--- RECORDS ---
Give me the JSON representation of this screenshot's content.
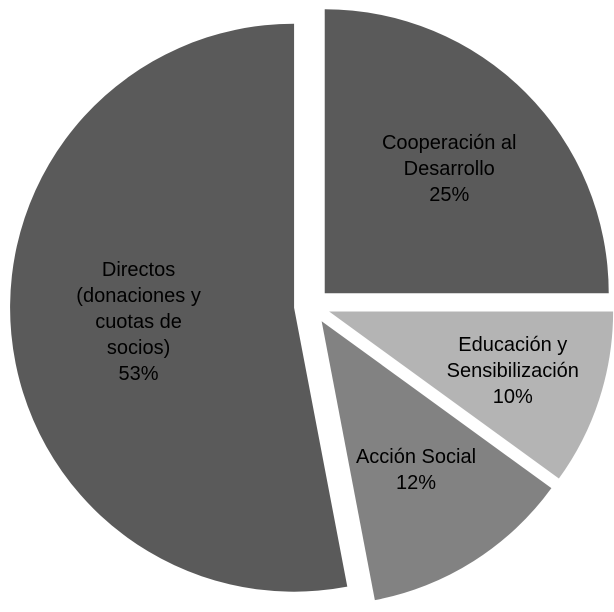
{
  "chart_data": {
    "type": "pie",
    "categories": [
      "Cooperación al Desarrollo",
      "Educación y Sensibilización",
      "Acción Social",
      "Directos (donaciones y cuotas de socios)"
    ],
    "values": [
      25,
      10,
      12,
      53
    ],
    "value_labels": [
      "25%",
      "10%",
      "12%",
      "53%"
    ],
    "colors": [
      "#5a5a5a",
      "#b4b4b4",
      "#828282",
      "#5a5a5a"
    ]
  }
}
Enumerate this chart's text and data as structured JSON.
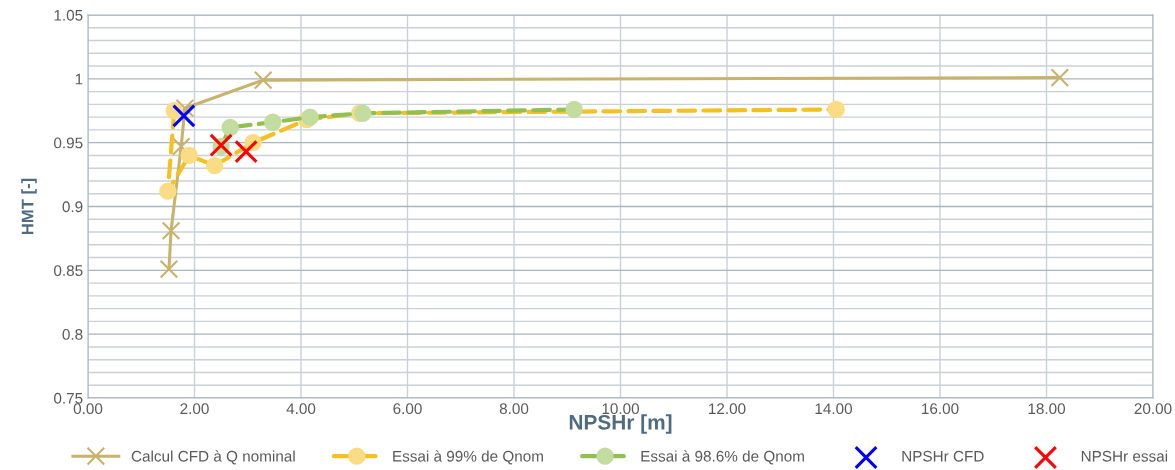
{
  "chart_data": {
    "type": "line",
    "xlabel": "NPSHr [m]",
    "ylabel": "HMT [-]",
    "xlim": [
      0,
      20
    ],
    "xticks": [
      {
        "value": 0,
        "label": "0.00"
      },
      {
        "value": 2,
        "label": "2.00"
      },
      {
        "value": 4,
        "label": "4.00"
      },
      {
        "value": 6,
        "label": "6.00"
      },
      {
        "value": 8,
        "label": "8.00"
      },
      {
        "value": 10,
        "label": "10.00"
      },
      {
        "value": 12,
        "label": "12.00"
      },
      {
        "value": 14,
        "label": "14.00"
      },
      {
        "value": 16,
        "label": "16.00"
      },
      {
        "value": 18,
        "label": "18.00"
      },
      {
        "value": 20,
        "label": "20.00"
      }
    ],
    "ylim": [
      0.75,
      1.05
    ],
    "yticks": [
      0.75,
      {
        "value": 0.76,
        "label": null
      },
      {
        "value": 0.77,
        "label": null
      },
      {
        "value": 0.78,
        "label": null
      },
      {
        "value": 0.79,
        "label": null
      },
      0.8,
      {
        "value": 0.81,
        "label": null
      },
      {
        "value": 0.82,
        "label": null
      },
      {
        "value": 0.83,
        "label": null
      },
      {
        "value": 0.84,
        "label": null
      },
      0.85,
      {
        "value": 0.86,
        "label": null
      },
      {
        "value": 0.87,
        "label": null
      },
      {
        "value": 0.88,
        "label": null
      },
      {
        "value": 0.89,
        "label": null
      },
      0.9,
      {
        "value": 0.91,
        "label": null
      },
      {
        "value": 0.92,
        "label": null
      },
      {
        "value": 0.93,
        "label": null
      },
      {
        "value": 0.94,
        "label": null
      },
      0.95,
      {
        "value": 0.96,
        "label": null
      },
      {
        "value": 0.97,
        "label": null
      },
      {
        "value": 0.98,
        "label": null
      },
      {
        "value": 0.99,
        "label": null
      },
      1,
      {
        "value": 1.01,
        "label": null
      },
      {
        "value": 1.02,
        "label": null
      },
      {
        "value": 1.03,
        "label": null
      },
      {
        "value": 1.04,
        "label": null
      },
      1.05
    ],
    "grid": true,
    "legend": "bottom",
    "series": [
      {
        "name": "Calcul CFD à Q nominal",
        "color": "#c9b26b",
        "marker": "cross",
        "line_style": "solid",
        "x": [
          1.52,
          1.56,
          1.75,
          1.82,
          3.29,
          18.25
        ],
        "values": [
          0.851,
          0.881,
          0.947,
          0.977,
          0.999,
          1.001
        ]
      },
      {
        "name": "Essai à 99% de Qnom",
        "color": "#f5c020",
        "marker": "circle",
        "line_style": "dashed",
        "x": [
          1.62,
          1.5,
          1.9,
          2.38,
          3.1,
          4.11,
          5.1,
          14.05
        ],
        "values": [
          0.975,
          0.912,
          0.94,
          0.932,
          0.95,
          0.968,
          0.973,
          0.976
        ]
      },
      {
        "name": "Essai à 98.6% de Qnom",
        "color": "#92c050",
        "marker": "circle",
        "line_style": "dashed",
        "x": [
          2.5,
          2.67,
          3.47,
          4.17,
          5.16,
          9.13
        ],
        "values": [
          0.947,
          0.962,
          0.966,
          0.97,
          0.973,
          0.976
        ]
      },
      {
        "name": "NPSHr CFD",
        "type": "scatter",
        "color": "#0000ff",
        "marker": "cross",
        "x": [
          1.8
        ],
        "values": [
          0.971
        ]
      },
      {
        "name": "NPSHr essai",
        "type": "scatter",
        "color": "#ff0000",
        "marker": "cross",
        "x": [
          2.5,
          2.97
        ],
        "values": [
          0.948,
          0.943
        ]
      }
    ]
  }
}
---
» EXERCISE GOAL
Using the listing above, list every line in which the string "type" occurs.

» RESPONSE
    "type": "pie",
    "type": "line",
        "type": "scatter",
        "type": "scatter",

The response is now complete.